PROBLEM DESCRIPTION :: Can you output the records below exactly as they are written?
* start EXTRACTED DATA *
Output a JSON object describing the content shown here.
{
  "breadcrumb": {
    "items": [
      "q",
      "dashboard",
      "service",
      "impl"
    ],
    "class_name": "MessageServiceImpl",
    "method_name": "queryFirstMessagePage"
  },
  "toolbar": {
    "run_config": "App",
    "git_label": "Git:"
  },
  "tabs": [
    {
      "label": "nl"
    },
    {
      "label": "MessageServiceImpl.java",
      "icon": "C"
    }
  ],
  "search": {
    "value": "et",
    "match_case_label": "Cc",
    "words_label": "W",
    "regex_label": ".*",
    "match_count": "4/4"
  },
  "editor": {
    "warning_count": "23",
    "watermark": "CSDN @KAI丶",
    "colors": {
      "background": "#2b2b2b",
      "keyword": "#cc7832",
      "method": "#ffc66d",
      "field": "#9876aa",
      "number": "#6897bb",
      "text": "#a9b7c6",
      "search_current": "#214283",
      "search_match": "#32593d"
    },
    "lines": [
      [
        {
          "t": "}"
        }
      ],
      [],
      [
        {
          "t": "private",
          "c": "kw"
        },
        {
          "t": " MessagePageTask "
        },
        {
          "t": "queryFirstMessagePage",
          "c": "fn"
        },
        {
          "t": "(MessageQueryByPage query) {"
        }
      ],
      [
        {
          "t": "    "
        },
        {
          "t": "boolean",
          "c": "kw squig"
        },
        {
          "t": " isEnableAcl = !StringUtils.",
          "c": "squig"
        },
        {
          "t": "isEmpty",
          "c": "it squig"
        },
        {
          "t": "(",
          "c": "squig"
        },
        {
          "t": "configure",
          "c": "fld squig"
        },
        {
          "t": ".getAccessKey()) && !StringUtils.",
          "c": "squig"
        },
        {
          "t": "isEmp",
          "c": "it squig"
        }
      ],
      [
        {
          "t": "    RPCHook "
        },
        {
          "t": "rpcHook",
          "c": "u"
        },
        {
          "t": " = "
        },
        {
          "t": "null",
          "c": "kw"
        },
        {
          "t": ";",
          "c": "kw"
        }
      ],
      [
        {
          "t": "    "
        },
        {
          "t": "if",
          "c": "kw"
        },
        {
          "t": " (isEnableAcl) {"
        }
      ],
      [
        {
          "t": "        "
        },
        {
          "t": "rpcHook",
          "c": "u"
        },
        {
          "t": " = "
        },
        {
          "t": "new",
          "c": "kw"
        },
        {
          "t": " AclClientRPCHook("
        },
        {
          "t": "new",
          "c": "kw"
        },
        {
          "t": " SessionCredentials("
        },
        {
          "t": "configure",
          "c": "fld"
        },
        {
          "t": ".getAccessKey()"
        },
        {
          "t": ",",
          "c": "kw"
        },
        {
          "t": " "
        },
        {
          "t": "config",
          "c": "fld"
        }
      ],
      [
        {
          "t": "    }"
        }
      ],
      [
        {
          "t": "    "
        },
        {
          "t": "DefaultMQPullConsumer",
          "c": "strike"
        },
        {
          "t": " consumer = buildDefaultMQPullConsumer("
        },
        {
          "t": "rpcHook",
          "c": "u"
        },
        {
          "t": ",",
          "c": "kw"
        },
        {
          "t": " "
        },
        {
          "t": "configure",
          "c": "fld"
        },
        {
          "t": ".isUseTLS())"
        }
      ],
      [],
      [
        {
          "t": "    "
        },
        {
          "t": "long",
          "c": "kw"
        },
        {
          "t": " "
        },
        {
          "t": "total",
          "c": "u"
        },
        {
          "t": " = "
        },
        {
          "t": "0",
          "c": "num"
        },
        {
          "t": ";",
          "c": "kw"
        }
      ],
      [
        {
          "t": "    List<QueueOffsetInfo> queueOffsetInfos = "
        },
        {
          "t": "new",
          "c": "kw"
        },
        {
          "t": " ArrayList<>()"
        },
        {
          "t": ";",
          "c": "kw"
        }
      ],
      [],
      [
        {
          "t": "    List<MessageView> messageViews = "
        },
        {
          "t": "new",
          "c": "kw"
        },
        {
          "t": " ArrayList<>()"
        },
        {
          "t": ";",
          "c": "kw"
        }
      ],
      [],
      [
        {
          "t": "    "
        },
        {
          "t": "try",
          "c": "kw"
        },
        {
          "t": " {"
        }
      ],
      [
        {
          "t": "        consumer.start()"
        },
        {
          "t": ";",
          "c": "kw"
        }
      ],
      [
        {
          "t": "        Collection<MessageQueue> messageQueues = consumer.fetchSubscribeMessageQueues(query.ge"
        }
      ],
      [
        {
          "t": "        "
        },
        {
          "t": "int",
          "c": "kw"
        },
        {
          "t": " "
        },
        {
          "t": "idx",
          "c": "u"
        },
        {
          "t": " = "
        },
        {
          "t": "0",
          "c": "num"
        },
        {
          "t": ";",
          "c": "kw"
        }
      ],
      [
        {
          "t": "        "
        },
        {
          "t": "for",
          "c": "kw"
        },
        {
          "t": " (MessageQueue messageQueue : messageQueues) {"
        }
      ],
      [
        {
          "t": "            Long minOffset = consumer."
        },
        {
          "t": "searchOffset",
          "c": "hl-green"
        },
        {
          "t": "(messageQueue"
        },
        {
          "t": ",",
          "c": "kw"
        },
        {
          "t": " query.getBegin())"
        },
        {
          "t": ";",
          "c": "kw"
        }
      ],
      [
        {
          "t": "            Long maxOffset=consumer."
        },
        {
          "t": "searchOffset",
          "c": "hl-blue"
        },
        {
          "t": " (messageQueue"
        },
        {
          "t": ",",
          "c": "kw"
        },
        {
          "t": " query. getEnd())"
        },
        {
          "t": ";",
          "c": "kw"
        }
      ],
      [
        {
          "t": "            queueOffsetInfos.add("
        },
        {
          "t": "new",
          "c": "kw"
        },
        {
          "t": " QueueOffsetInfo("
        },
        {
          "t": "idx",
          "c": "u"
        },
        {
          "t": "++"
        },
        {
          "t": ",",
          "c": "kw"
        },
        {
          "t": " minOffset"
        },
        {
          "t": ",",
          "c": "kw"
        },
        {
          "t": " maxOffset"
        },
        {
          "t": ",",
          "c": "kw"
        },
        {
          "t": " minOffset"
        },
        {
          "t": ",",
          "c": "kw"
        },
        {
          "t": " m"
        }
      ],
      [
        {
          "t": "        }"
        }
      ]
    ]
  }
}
* end EXTRACTED DATA *
EXERCISE RESULT ::
Output a JSON object describing the content shown here.
{
  "breadcrumb": {
    "items": [
      "q",
      "dashboard",
      "service",
      "impl"
    ],
    "class_name": "MessageServiceImpl",
    "method_name": "queryFirstMessagePage"
  },
  "toolbar": {
    "run_config": "App",
    "git_label": "Git:"
  },
  "tabs": [
    {
      "label": "nl"
    },
    {
      "label": "MessageServiceImpl.java",
      "icon": "C"
    }
  ],
  "search": {
    "value": "et",
    "match_case_label": "Cc",
    "words_label": "W",
    "regex_label": ".*",
    "match_count": "4/4"
  },
  "editor": {
    "warning_count": "23",
    "watermark": "CSDN @KAI丶",
    "colors": {
      "background": "#2b2b2b",
      "keyword": "#cc7832",
      "method": "#ffc66d",
      "field": "#9876aa",
      "number": "#6897bb",
      "text": "#a9b7c6",
      "search_current": "#214283",
      "search_match": "#32593d"
    },
    "lines": [
      [
        {
          "t": "}"
        }
      ],
      [],
      [
        {
          "t": "private",
          "c": "kw"
        },
        {
          "t": " MessagePageTask "
        },
        {
          "t": "queryFirstMessagePage",
          "c": "fn"
        },
        {
          "t": "(MessageQueryByPage query) {"
        }
      ],
      [
        {
          "t": "    "
        },
        {
          "t": "boolean",
          "c": "kw squig"
        },
        {
          "t": " isEnableAcl = !StringUtils.",
          "c": "squig"
        },
        {
          "t": "isEmpty",
          "c": "it squig"
        },
        {
          "t": "(",
          "c": "squig"
        },
        {
          "t": "configure",
          "c": "fld squig"
        },
        {
          "t": ".getAccessKey()) && !StringUtils.",
          "c": "squig"
        },
        {
          "t": "isEmp",
          "c": "it squig"
        }
      ],
      [
        {
          "t": "    RPCHook "
        },
        {
          "t": "rpcHook",
          "c": "u"
        },
        {
          "t": " = "
        },
        {
          "t": "null",
          "c": "kw"
        },
        {
          "t": ";",
          "c": "kw"
        }
      ],
      [
        {
          "t": "    "
        },
        {
          "t": "if",
          "c": "kw"
        },
        {
          "t": " (isEnableAcl) {"
        }
      ],
      [
        {
          "t": "        "
        },
        {
          "t": "rpcHook",
          "c": "u"
        },
        {
          "t": " = "
        },
        {
          "t": "new",
          "c": "kw"
        },
        {
          "t": " AclClientRPCHook("
        },
        {
          "t": "new",
          "c": "kw"
        },
        {
          "t": " SessionCredentials("
        },
        {
          "t": "configure",
          "c": "fld"
        },
        {
          "t": ".getAccessKey()"
        },
        {
          "t": ",",
          "c": "kw"
        },
        {
          "t": " "
        },
        {
          "t": "config",
          "c": "fld"
        }
      ],
      [
        {
          "t": "    }"
        }
      ],
      [
        {
          "t": "    "
        },
        {
          "t": "DefaultMQPullConsumer",
          "c": "strike"
        },
        {
          "t": " consumer = buildDefaultMQPullConsumer("
        },
        {
          "t": "rpcHook",
          "c": "u"
        },
        {
          "t": ",",
          "c": "kw"
        },
        {
          "t": " "
        },
        {
          "t": "configure",
          "c": "fld"
        },
        {
          "t": ".isUseTLS())"
        }
      ],
      [],
      [
        {
          "t": "    "
        },
        {
          "t": "long",
          "c": "kw"
        },
        {
          "t": " "
        },
        {
          "t": "total",
          "c": "u"
        },
        {
          "t": " = "
        },
        {
          "t": "0",
          "c": "num"
        },
        {
          "t": ";",
          "c": "kw"
        }
      ],
      [
        {
          "t": "    List<QueueOffsetInfo> queueOffsetInfos = "
        },
        {
          "t": "new",
          "c": "kw"
        },
        {
          "t": " ArrayList<>()"
        },
        {
          "t": ";",
          "c": "kw"
        }
      ],
      [],
      [
        {
          "t": "    List<MessageView> messageViews = "
        },
        {
          "t": "new",
          "c": "kw"
        },
        {
          "t": " ArrayList<>()"
        },
        {
          "t": ";",
          "c": "kw"
        }
      ],
      [],
      [
        {
          "t": "    "
        },
        {
          "t": "try",
          "c": "kw"
        },
        {
          "t": " {"
        }
      ],
      [
        {
          "t": "        consumer.start()"
        },
        {
          "t": ";",
          "c": "kw"
        }
      ],
      [
        {
          "t": "        Collection<MessageQueue> messageQueues = consumer.fetchSubscribeMessageQueues(query.ge"
        }
      ],
      [
        {
          "t": "        "
        },
        {
          "t": "int",
          "c": "kw"
        },
        {
          "t": " "
        },
        {
          "t": "idx",
          "c": "u"
        },
        {
          "t": " = "
        },
        {
          "t": "0",
          "c": "num"
        },
        {
          "t": ";",
          "c": "kw"
        }
      ],
      [
        {
          "t": "        "
        },
        {
          "t": "for",
          "c": "kw"
        },
        {
          "t": " (MessageQueue messageQueue : messageQueues) {"
        }
      ],
      [
        {
          "t": "            Long minOffset = consumer."
        },
        {
          "t": "searchOffset",
          "c": "hl-green"
        },
        {
          "t": "(messageQueue"
        },
        {
          "t": ",",
          "c": "kw"
        },
        {
          "t": " query.getBegin())"
        },
        {
          "t": ";",
          "c": "kw"
        }
      ],
      [
        {
          "t": "            Long maxOffset=consumer."
        },
        {
          "t": "searchOffset",
          "c": "hl-blue"
        },
        {
          "t": " (messageQueue"
        },
        {
          "t": ",",
          "c": "kw"
        },
        {
          "t": " query. getEnd())"
        },
        {
          "t": ";",
          "c": "kw"
        }
      ],
      [
        {
          "t": "            queueOffsetInfos.add("
        },
        {
          "t": "new",
          "c": "kw"
        },
        {
          "t": " QueueOffsetInfo("
        },
        {
          "t": "idx",
          "c": "u"
        },
        {
          "t": "++"
        },
        {
          "t": ",",
          "c": "kw"
        },
        {
          "t": " minOffset"
        },
        {
          "t": ",",
          "c": "kw"
        },
        {
          "t": " maxOffset"
        },
        {
          "t": ",",
          "c": "kw"
        },
        {
          "t": " minOffset"
        },
        {
          "t": ",",
          "c": "kw"
        },
        {
          "t": " m"
        }
      ],
      [
        {
          "t": "        }"
        }
      ]
    ]
  }
}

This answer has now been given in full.